* **BRIEF**:
Copy each line where the word "JSON" occurs.

+++ MATERIAL FOR THE TASK +++

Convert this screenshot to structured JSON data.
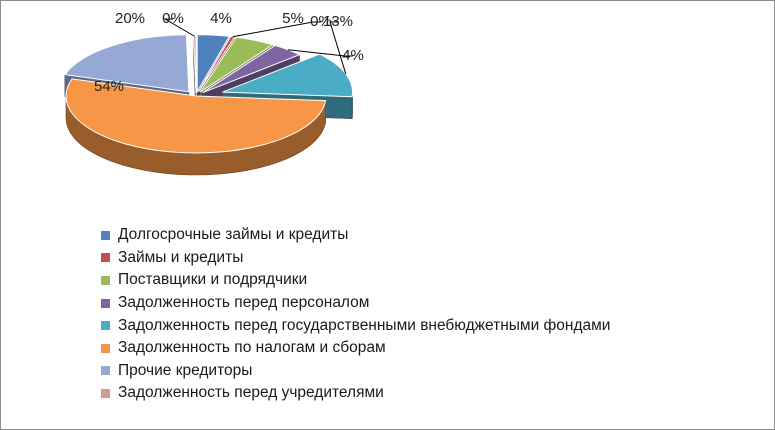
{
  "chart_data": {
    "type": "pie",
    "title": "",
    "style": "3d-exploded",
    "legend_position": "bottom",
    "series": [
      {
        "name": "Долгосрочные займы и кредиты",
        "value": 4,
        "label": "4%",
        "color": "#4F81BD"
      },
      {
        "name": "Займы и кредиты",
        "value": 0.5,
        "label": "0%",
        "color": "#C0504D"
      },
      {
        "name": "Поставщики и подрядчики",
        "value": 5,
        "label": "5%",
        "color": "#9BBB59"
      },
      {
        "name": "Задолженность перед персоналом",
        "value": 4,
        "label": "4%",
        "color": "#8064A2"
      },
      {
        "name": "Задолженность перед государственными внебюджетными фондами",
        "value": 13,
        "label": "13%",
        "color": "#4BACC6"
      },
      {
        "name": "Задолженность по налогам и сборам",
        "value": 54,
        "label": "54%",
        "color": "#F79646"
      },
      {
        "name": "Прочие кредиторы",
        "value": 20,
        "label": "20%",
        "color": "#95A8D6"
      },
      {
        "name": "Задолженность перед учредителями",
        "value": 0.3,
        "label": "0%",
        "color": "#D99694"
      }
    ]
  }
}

+++
+++ MATERIAL FOR THE TASK +++

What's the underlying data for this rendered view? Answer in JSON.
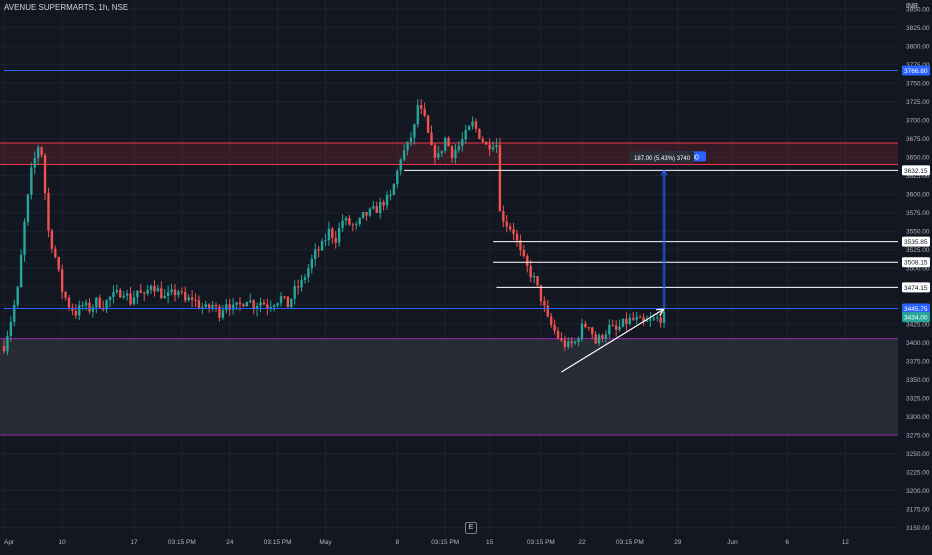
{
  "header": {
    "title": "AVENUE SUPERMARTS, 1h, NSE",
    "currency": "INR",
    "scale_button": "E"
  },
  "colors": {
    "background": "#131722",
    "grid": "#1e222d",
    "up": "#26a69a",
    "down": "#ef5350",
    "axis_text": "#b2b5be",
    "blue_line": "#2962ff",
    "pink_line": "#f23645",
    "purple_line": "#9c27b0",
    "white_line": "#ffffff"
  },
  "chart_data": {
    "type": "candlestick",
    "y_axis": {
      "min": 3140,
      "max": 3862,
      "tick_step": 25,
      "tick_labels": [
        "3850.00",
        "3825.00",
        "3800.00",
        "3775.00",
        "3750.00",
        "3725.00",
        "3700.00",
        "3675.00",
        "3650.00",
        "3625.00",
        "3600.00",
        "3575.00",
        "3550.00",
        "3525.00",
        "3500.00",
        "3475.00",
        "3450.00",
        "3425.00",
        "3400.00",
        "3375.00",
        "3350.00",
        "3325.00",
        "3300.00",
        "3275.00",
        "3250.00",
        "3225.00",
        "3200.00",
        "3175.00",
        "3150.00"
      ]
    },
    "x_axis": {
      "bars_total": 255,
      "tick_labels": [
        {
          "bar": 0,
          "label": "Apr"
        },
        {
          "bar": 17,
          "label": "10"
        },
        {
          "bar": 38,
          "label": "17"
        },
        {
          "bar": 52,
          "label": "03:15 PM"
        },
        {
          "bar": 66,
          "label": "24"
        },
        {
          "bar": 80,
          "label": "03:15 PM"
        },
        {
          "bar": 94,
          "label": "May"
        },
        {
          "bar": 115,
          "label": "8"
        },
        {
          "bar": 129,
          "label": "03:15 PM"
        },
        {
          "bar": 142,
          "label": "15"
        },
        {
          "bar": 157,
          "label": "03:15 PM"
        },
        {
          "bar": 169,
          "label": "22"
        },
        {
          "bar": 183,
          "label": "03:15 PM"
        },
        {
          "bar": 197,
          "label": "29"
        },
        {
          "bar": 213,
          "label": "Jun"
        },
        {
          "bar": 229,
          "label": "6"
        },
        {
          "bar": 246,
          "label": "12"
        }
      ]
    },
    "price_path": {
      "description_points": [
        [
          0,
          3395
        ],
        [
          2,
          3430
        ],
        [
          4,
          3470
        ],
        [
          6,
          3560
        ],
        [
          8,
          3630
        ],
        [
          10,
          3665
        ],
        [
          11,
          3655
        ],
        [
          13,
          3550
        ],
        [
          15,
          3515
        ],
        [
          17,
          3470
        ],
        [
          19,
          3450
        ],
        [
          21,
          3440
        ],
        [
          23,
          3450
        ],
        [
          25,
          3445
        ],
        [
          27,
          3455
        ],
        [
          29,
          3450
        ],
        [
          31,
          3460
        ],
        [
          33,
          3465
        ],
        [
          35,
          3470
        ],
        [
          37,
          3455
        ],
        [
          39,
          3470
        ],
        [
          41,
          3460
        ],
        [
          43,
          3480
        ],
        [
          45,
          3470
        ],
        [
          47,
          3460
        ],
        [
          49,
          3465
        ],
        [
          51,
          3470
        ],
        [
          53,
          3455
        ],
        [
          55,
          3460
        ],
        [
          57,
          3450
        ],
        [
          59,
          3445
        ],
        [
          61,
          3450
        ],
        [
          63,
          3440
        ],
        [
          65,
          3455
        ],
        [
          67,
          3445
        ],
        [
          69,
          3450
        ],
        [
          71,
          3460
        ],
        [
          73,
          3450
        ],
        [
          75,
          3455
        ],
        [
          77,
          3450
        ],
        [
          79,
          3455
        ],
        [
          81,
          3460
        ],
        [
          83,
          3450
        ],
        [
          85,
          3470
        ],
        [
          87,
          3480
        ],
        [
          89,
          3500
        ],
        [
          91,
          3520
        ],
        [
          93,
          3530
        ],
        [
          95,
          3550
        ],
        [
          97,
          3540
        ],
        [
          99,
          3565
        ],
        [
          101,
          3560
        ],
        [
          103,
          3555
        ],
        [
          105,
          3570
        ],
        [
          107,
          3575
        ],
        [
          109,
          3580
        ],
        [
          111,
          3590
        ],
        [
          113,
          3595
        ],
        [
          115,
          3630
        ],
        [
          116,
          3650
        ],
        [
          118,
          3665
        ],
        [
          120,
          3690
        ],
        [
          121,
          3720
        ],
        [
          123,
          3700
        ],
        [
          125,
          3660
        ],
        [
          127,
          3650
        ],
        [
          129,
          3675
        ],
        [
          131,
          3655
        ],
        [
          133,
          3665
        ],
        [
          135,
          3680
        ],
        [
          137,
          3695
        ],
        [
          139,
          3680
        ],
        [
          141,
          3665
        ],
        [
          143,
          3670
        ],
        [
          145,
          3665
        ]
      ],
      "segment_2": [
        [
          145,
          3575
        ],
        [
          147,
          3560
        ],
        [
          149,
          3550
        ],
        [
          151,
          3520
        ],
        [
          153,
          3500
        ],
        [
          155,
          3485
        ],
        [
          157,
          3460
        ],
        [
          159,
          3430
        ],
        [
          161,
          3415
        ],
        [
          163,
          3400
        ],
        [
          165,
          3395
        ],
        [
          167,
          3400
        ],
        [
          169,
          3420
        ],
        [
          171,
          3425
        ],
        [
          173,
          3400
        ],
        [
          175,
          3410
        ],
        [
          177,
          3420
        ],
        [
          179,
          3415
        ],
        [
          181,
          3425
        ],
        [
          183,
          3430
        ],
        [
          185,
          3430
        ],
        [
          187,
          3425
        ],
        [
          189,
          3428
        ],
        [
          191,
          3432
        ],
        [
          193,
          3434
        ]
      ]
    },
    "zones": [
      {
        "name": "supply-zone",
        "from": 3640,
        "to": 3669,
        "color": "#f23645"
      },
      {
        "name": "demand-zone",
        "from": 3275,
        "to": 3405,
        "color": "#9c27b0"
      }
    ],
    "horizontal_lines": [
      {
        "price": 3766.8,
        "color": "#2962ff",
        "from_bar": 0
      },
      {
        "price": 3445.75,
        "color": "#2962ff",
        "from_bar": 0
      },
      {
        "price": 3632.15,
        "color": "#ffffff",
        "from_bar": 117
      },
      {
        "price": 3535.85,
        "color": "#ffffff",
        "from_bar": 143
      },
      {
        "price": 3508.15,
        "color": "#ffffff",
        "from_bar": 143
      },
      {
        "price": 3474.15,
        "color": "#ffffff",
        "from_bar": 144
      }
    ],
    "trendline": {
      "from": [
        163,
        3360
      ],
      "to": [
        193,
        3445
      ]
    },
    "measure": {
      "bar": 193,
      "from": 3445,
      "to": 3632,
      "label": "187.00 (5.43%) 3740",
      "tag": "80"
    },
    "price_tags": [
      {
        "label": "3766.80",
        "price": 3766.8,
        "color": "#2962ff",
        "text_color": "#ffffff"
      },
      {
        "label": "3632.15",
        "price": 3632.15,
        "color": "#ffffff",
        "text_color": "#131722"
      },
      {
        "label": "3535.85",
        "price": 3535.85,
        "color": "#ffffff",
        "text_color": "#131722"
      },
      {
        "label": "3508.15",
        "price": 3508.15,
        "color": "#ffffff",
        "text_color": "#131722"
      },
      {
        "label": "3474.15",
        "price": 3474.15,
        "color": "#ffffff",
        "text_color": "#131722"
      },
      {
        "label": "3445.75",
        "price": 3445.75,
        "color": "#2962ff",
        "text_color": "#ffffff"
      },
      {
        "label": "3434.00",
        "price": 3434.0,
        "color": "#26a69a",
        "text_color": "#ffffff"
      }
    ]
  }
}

+++

* **ANSWER IN FULL**:
Convert this screenshot to structured JSON data.
What's the underlying data for this rendered view? Answer in JSON.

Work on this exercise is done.